# [Exercise brief]
Copy each line below that contains "annotation".

# [Records for processing]
## BEGIN
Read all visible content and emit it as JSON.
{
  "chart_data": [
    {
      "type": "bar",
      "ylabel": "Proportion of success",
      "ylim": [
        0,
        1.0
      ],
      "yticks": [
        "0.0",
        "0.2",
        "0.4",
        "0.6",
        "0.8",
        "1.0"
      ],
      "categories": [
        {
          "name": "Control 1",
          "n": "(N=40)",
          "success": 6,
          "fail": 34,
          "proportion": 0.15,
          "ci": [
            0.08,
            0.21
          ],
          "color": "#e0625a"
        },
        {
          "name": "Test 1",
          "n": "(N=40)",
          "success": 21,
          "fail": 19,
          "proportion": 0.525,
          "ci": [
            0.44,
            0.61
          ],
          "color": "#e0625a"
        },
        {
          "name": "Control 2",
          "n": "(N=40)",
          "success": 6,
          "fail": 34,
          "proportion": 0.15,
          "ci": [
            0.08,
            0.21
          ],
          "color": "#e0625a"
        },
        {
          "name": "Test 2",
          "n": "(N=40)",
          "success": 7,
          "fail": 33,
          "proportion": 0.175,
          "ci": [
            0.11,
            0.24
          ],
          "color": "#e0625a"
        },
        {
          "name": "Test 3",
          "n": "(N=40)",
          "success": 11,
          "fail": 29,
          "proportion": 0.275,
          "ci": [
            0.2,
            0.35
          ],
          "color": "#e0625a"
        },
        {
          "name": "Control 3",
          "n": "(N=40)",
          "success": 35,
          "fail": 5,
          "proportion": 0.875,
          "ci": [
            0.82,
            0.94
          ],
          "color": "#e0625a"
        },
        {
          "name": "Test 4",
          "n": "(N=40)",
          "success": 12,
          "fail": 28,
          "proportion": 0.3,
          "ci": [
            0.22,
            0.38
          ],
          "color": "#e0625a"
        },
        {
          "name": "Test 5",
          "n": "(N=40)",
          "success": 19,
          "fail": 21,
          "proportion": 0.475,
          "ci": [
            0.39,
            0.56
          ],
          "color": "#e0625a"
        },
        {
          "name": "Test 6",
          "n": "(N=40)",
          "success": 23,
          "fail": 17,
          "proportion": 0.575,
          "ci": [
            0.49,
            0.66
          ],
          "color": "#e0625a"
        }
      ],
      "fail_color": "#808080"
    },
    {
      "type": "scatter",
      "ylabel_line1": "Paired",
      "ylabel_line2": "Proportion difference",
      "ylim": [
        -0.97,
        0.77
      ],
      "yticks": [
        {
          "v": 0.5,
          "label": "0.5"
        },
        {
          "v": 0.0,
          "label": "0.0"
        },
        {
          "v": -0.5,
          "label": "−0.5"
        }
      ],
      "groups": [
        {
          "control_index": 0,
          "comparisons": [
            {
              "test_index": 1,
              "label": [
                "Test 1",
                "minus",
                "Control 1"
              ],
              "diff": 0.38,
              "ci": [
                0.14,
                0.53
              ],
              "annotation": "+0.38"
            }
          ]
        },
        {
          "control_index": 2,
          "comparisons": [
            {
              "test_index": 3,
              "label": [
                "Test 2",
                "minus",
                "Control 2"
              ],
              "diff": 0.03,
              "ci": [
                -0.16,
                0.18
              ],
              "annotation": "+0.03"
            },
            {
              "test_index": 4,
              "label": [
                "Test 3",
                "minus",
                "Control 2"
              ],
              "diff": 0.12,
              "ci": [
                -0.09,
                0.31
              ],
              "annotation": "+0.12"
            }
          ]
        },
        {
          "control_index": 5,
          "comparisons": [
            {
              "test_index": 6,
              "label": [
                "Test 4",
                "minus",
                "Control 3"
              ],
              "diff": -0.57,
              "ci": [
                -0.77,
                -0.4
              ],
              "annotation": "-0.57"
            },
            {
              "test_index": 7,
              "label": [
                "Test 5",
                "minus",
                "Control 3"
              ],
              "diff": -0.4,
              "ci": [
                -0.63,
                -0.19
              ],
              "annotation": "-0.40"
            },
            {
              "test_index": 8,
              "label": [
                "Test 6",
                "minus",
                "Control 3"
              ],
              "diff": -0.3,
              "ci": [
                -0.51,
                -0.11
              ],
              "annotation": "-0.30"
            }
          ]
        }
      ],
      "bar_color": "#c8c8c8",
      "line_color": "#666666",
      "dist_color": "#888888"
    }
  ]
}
## END
# [Solution to this exercise]
              "annotation": "+0.38"
              "annotation": "+0.03"
              "annotation": "+0.12"
              "annotation": "-0.57"
              "annotation": "-0.40"
              "annotation": "-0.30"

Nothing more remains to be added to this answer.